START Provided records

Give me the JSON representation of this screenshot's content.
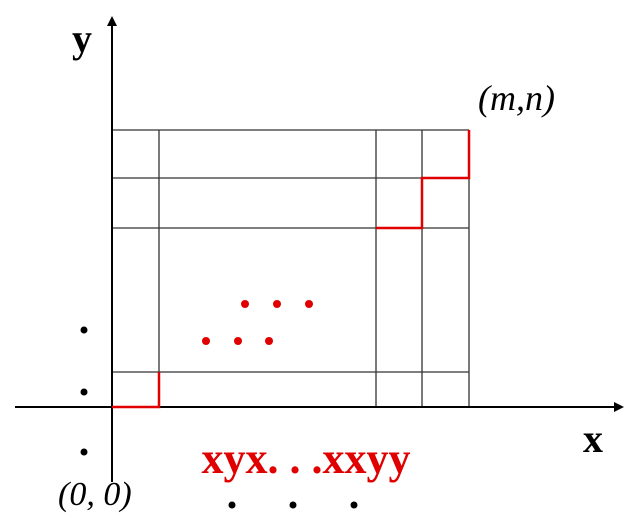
{
  "axes": {
    "y_label": "y",
    "x_label": "x"
  },
  "corner_labels": {
    "end": "(m,n)",
    "origin": "(0, 0)"
  },
  "path_label": "xyx. . .xxyy"
}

END Provided records

*Written request*
Keep the pictures out of your copy, and repeat every entry above exactly.

*Right answer*
Give me the JSON representation of this screenshot's content.
{
  "axes": {
    "y_label": "y",
    "x_label": "x"
  },
  "corner_labels": {
    "end": "(m,n)",
    "origin": "(0, 0)"
  },
  "path_label": "xyx. . .xxyy"
}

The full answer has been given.